Records for the exercise ▸
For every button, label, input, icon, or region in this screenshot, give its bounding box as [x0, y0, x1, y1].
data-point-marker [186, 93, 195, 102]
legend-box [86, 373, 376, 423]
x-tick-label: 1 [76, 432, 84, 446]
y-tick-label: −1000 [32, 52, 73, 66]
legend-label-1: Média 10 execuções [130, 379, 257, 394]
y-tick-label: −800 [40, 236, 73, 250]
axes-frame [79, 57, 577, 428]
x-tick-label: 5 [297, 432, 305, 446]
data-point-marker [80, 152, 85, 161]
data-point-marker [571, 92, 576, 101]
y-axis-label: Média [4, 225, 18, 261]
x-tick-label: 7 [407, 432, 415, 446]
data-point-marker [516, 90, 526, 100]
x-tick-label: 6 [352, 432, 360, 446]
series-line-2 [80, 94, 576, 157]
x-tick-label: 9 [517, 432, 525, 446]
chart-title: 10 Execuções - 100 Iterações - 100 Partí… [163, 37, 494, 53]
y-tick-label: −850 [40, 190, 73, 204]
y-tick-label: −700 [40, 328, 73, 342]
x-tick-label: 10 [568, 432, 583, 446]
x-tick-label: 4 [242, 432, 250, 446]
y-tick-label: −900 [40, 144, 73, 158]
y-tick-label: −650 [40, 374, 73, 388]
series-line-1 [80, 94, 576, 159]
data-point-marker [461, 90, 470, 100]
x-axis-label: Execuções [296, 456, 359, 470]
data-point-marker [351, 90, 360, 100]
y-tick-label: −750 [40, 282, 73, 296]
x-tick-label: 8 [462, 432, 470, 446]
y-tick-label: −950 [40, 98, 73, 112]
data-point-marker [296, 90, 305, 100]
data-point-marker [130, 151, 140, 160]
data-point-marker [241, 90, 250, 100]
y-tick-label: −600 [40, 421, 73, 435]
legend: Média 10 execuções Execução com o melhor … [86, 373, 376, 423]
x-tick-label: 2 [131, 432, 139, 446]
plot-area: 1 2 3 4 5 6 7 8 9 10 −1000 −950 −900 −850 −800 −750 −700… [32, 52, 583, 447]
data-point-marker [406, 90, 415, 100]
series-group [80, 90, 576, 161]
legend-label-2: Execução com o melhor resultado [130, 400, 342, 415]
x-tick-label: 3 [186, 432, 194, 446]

Objective ▸ Rewrite every line of the records above as a Markdown table with the columns "Row" and "Line," numbering the lines in sequence and omitting any blank lines.

Answer for this exercise ▸
| Row | Line |
|---|---|
| 1 | For every button, label, input, icon, or region in this screenshot, give its bounding box as [x0, y0, x1, y1]. |
| 2 | data-point-marker [186, 93, 195, 102] |
| 3 | legend-box [86, 373, 376, 423] |
| 4 | x-tick-label: 1 [76, 432, 84, 446] |
| 5 | y-tick-label: −1000 [32, 52, 73, 66] |
| 6 | legend-label-1: Média 10 execuções [130, 379, 257, 394] |
| 7 | y-tick-label: −800 [40, 236, 73, 250] |
| 8 | axes-frame [79, 57, 577, 428] |
| 9 | x-tick-label: 5 [297, 432, 305, 446] |
| 10 | data-point-marker [80, 152, 85, 161] |
| 11 | data-point-marker [571, 92, 576, 101] |
| 12 | y-axis-label: Média [4, 225, 18, 261] |
| 13 | x-tick-label: 7 [407, 432, 415, 446] |
| 14 | data-point-marker [516, 90, 526, 100] |
| 15 | x-tick-label: 6 [352, 432, 360, 446] |
| 16 | series-line-2 [80, 94, 576, 157] |
| 17 | x-tick-label: 9 [517, 432, 525, 446] |
| 18 | chart-title: 10 Execuções - 100 Iterações - 100 Partí… [163, 37, 494, 53] |
| 19 | y-tick-label: −850 [40, 190, 73, 204] |
| 20 | y-tick-label: −700 [40, 328, 73, 342] |
| 21 | x-tick-label: 10 [568, 432, 583, 446] |
| 22 | x-tick-label: 4 [242, 432, 250, 446] |
| 23 | y-tick-label: −900 [40, 144, 73, 158] |
| 24 | y-tick-label: −650 [40, 374, 73, 388] |
| 25 | series-line-1 [80, 94, 576, 159] |
| 26 | data-point-marker [461, 90, 470, 100] |
| 27 | x-axis-label: Execuções [296, 456, 359, 470] |
| 28 | data-point-marker [351, 90, 360, 100] |
| 29 | y-tick-label: −750 [40, 282, 73, 296] |
| 30 | x-tick-label: 8 [462, 432, 470, 446] |
| 31 | y-tick-label: −950 [40, 98, 73, 112] |
| 32 | data-point-marker [296, 90, 305, 100] |
| 33 | data-point-marker [130, 151, 140, 160] |
| 34 | data-point-marker [241, 90, 250, 100] |
| 35 | y-tick-label: −600 [40, 421, 73, 435] |
| 36 | legend: Média 10 execuções Execução com o melhor … [86, 373, 376, 423] |
| 37 | x-tick-label: 2 [131, 432, 139, 446] |
| 38 | plot-area: 1 2 3 4 5 6 7 8 9 10 −1000 −950 −900 −850 −800 −750 −700… [32, 52, 583, 447] |
| 39 | data-point-marker [406, 90, 415, 100] |
| 40 | series-group [80, 90, 576, 161] |
| 41 | legend-label-2: Execução com o melhor resultado [130, 400, 342, 415] |
| 42 | x-tick-label: 3 [186, 432, 194, 446] |